Exercise aim
Repeat the entries below exactly as they appear, with no pictures.

[Source data]
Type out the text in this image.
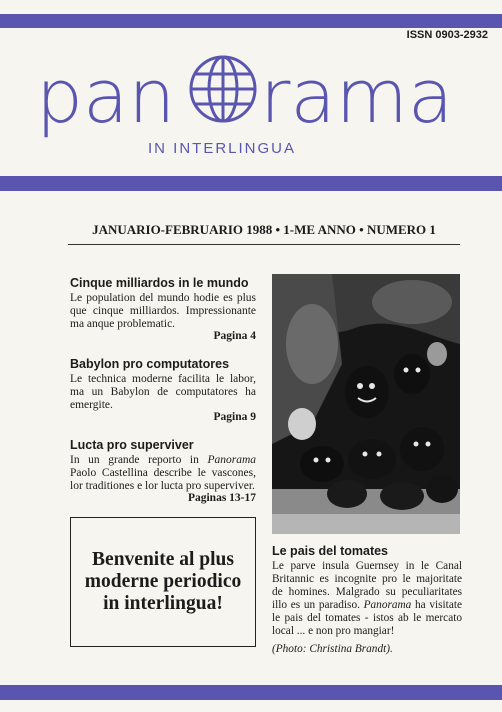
ISSN 0903-2932
pan rama
IN INTERLINGUA
JANUARIO-FEBRUARIO 1988 • 1-ME ANNO • NUMERO 1
Cinque milliardos in le mundo

Le population del mundo hodie es plus que cinque milliardos. Impressionante ma anque problematic.

Pagina 4
Babylon pro computatores

Le technica moderne facilita le labor, ma un Babylon de computatores ha emergite.

Pagina 9
Lucta pro superviver

In un grande reporto in Panorama Paolo Castellina describe le vascones, lor traditiones e lor lucta pro superviver.

Paginas 13-17
Benvenite al plus moderne periodico in interlingua!
Le pais del tomates

Le parve insula Guernsey in le Canal Britannic es incognite pro le majoritate de homines. Malgrado su peculiaritates illo es un paradiso. Panorama ha visitate le pais del tomates - istos ab le mercato local ... e non pro mangiar!

(Photo: Christina Brandt).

Finished task
Type out the text in this image.
ISSN 0903-2932
pan rama
IN INTERLINGUA
JANUARIO-FEBRUARIO 1988 • 1-ME ANNO • NUMERO 1
Cinque milliardos in le mundo

Le population del mundo hodie es plus que cinque milliardos. Impressionante ma anque problematic.

Pagina 4
Babylon pro computatores

Le technica moderne facilita le labor, ma un Babylon de computatores ha emergite.

Pagina 9
Lucta pro superviver

In un grande reporto in Panorama Paolo Castellina describe le vascones, lor traditiones e lor lucta pro superviver.

Paginas 13-17
Benvenite al plus moderne periodico in interlingua!
Le pais del tomates

Le parve insula Guernsey in le Canal Britannic es incognite pro le majoritate de homines. Malgrado su peculiaritates illo es un paradiso. Panorama ha visitate le pais del tomates - istos ab le mercato local ... e non pro mangiar!

(Photo: Christina Brandt).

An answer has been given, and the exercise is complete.